-- Begin RECORD SET --
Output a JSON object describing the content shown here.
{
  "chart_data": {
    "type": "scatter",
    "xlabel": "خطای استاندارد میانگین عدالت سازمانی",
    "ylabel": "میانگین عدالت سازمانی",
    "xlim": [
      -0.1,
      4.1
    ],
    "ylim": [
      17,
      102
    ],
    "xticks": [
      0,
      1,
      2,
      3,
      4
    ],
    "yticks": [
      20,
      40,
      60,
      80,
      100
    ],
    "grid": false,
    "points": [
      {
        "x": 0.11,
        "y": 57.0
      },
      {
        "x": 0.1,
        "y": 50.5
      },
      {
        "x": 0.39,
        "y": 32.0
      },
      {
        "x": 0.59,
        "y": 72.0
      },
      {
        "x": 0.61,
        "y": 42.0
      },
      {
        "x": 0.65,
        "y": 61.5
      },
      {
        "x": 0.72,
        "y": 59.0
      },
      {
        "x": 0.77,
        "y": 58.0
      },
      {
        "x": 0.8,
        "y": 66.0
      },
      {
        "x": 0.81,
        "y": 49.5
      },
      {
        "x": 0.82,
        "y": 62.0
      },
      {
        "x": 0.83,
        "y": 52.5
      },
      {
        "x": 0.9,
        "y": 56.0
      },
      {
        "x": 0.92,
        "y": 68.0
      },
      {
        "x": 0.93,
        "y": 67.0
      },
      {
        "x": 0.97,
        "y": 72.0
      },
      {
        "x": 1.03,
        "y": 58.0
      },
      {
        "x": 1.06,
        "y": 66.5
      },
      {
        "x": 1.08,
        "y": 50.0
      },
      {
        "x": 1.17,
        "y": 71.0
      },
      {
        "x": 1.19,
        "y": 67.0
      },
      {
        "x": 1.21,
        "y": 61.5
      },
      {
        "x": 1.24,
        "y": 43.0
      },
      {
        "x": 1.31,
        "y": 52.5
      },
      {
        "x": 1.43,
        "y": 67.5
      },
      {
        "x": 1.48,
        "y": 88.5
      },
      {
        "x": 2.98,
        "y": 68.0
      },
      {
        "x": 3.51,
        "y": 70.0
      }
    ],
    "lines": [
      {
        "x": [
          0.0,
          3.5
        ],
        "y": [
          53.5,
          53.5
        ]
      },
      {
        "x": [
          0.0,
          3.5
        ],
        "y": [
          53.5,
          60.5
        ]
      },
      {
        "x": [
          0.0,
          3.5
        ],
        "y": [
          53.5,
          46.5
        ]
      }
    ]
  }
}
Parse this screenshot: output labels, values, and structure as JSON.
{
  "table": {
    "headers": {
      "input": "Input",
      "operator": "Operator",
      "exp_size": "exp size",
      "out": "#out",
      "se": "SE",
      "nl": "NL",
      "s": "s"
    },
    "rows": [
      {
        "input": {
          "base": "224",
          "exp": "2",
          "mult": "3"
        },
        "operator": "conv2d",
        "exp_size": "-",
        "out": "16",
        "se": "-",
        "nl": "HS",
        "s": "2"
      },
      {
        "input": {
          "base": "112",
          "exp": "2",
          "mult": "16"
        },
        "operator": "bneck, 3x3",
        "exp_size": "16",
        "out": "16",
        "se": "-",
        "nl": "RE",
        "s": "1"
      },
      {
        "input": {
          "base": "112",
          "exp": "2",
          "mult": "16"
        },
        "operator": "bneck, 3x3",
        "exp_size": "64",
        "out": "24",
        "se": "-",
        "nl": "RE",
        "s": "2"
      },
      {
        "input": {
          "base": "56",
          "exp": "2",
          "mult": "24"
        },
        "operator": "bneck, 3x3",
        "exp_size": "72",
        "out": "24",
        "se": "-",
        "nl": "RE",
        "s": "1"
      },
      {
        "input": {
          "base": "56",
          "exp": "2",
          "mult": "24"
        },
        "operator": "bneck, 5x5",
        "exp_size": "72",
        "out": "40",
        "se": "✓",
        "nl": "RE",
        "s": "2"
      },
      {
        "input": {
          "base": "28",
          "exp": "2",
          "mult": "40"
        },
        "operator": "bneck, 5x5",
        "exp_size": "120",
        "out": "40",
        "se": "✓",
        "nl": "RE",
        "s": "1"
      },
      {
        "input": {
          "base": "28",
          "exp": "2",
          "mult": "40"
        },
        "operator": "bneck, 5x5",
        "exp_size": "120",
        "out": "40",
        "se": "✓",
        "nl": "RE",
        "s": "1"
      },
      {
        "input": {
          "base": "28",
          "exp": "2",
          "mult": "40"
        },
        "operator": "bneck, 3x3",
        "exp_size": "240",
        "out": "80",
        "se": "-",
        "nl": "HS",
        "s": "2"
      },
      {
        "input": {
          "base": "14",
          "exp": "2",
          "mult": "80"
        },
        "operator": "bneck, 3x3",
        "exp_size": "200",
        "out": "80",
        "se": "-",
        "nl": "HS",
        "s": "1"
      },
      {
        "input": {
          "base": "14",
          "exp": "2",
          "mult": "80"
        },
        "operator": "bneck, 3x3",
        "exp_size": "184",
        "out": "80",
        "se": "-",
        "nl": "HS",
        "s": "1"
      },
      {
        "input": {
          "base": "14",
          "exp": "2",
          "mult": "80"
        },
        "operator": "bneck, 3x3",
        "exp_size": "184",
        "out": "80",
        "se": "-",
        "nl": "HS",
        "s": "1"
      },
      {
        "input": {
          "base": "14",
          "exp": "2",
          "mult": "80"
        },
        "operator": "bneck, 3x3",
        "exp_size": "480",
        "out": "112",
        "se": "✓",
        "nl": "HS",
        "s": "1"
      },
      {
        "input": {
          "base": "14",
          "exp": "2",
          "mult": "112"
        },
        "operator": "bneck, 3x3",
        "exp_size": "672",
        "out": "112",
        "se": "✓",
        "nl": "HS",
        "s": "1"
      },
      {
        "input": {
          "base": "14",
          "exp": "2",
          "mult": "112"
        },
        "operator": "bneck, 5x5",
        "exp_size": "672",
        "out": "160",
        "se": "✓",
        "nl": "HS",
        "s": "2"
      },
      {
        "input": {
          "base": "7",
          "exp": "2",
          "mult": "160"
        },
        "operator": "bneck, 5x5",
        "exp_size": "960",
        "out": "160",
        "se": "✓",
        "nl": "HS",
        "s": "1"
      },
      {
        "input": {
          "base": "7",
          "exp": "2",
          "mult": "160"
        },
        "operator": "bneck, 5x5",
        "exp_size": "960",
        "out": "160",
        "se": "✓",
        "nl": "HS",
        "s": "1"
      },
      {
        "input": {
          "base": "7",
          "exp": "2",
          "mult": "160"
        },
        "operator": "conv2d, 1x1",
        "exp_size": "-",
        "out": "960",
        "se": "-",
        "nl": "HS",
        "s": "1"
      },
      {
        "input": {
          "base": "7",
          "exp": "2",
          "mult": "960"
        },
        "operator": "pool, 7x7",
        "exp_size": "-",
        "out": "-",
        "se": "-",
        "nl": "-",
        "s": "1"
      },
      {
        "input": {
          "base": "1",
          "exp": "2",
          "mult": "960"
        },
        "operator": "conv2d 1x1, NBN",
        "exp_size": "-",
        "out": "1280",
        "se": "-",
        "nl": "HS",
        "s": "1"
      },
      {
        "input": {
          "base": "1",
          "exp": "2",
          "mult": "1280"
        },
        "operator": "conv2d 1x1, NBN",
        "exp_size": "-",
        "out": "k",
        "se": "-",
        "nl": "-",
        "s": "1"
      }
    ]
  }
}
-- End RECORD SET --
TASK DESCRIPTION: Repeat every entry exactly, please.

ANSWER:
Output a JSON object describing the content shown here.
{
  "chart_data": {
    "type": "scatter",
    "xlabel": "خطای استاندارد میانگین عدالت سازمانی",
    "ylabel": "میانگین عدالت سازمانی",
    "xlim": [
      -0.1,
      4.1
    ],
    "ylim": [
      17,
      102
    ],
    "xticks": [
      0,
      1,
      2,
      3,
      4
    ],
    "yticks": [
      20,
      40,
      60,
      80,
      100
    ],
    "grid": false,
    "points": [
      {
        "x": 0.11,
        "y": 57.0
      },
      {
        "x": 0.1,
        "y": 50.5
      },
      {
        "x": 0.39,
        "y": 32.0
      },
      {
        "x": 0.59,
        "y": 72.0
      },
      {
        "x": 0.61,
        "y": 42.0
      },
      {
        "x": 0.65,
        "y": 61.5
      },
      {
        "x": 0.72,
        "y": 59.0
      },
      {
        "x": 0.77,
        "y": 58.0
      },
      {
        "x": 0.8,
        "y": 66.0
      },
      {
        "x": 0.81,
        "y": 49.5
      },
      {
        "x": 0.82,
        "y": 62.0
      },
      {
        "x": 0.83,
        "y": 52.5
      },
      {
        "x": 0.9,
        "y": 56.0
      },
      {
        "x": 0.92,
        "y": 68.0
      },
      {
        "x": 0.93,
        "y": 67.0
      },
      {
        "x": 0.97,
        "y": 72.0
      },
      {
        "x": 1.03,
        "y": 58.0
      },
      {
        "x": 1.06,
        "y": 66.5
      },
      {
        "x": 1.08,
        "y": 50.0
      },
      {
        "x": 1.17,
        "y": 71.0
      },
      {
        "x": 1.19,
        "y": 67.0
      },
      {
        "x": 1.21,
        "y": 61.5
      },
      {
        "x": 1.24,
        "y": 43.0
      },
      {
        "x": 1.31,
        "y": 52.5
      },
      {
        "x": 1.43,
        "y": 67.5
      },
      {
        "x": 1.48,
        "y": 88.5
      },
      {
        "x": 2.98,
        "y": 68.0
      },
      {
        "x": 3.51,
        "y": 70.0
      }
    ],
    "lines": [
      {
        "x": [
          0.0,
          3.5
        ],
        "y": [
          53.5,
          53.5
        ]
      },
      {
        "x": [
          0.0,
          3.5
        ],
        "y": [
          53.5,
          60.5
        ]
      },
      {
        "x": [
          0.0,
          3.5
        ],
        "y": [
          53.5,
          46.5
        ]
      }
    ]
  }
}
Parse this screenshot: output labels, values, and structure as JSON.
{
  "table": {
    "headers": {
      "input": "Input",
      "operator": "Operator",
      "exp_size": "exp size",
      "out": "#out",
      "se": "SE",
      "nl": "NL",
      "s": "s"
    },
    "rows": [
      {
        "input": {
          "base": "224",
          "exp": "2",
          "mult": "3"
        },
        "operator": "conv2d",
        "exp_size": "-",
        "out": "16",
        "se": "-",
        "nl": "HS",
        "s": "2"
      },
      {
        "input": {
          "base": "112",
          "exp": "2",
          "mult": "16"
        },
        "operator": "bneck, 3x3",
        "exp_size": "16",
        "out": "16",
        "se": "-",
        "nl": "RE",
        "s": "1"
      },
      {
        "input": {
          "base": "112",
          "exp": "2",
          "mult": "16"
        },
        "operator": "bneck, 3x3",
        "exp_size": "64",
        "out": "24",
        "se": "-",
        "nl": "RE",
        "s": "2"
      },
      {
        "input": {
          "base": "56",
          "exp": "2",
          "mult": "24"
        },
        "operator": "bneck, 3x3",
        "exp_size": "72",
        "out": "24",
        "se": "-",
        "nl": "RE",
        "s": "1"
      },
      {
        "input": {
          "base": "56",
          "exp": "2",
          "mult": "24"
        },
        "operator": "bneck, 5x5",
        "exp_size": "72",
        "out": "40",
        "se": "✓",
        "nl": "RE",
        "s": "2"
      },
      {
        "input": {
          "base": "28",
          "exp": "2",
          "mult": "40"
        },
        "operator": "bneck, 5x5",
        "exp_size": "120",
        "out": "40",
        "se": "✓",
        "nl": "RE",
        "s": "1"
      },
      {
        "input": {
          "base": "28",
          "exp": "2",
          "mult": "40"
        },
        "operator": "bneck, 5x5",
        "exp_size": "120",
        "out": "40",
        "se": "✓",
        "nl": "RE",
        "s": "1"
      },
      {
        "input": {
          "base": "28",
          "exp": "2",
          "mult": "40"
        },
        "operator": "bneck, 3x3",
        "exp_size": "240",
        "out": "80",
        "se": "-",
        "nl": "HS",
        "s": "2"
      },
      {
        "input": {
          "base": "14",
          "exp": "2",
          "mult": "80"
        },
        "operator": "bneck, 3x3",
        "exp_size": "200",
        "out": "80",
        "se": "-",
        "nl": "HS",
        "s": "1"
      },
      {
        "input": {
          "base": "14",
          "exp": "2",
          "mult": "80"
        },
        "operator": "bneck, 3x3",
        "exp_size": "184",
        "out": "80",
        "se": "-",
        "nl": "HS",
        "s": "1"
      },
      {
        "input": {
          "base": "14",
          "exp": "2",
          "mult": "80"
        },
        "operator": "bneck, 3x3",
        "exp_size": "184",
        "out": "80",
        "se": "-",
        "nl": "HS",
        "s": "1"
      },
      {
        "input": {
          "base": "14",
          "exp": "2",
          "mult": "80"
        },
        "operator": "bneck, 3x3",
        "exp_size": "480",
        "out": "112",
        "se": "✓",
        "nl": "HS",
        "s": "1"
      },
      {
        "input": {
          "base": "14",
          "exp": "2",
          "mult": "112"
        },
        "operator": "bneck, 3x3",
        "exp_size": "672",
        "out": "112",
        "se": "✓",
        "nl": "HS",
        "s": "1"
      },
      {
        "input": {
          "base": "14",
          "exp": "2",
          "mult": "112"
        },
        "operator": "bneck, 5x5",
        "exp_size": "672",
        "out": "160",
        "se": "✓",
        "nl": "HS",
        "s": "2"
      },
      {
        "input": {
          "base": "7",
          "exp": "2",
          "mult": "160"
        },
        "operator": "bneck, 5x5",
        "exp_size": "960",
        "out": "160",
        "se": "✓",
        "nl": "HS",
        "s": "1"
      },
      {
        "input": {
          "base": "7",
          "exp": "2",
          "mult": "160"
        },
        "operator": "bneck, 5x5",
        "exp_size": "960",
        "out": "160",
        "se": "✓",
        "nl": "HS",
        "s": "1"
      },
      {
        "input": {
          "base": "7",
          "exp": "2",
          "mult": "160"
        },
        "operator": "conv2d, 1x1",
        "exp_size": "-",
        "out": "960",
        "se": "-",
        "nl": "HS",
        "s": "1"
      },
      {
        "input": {
          "base": "7",
          "exp": "2",
          "mult": "960"
        },
        "operator": "pool, 7x7",
        "exp_size": "-",
        "out": "-",
        "se": "-",
        "nl": "-",
        "s": "1"
      },
      {
        "input": {
          "base": "1",
          "exp": "2",
          "mult": "960"
        },
        "operator": "conv2d 1x1, NBN",
        "exp_size": "-",
        "out": "1280",
        "se": "-",
        "nl": "HS",
        "s": "1"
      },
      {
        "input": {
          "base": "1",
          "exp": "2",
          "mult": "1280"
        },
        "operator": "conv2d 1x1, NBN",
        "exp_size": "-",
        "out": "k",
        "se": "-",
        "nl": "-",
        "s": "1"
      }
    ]
  }
}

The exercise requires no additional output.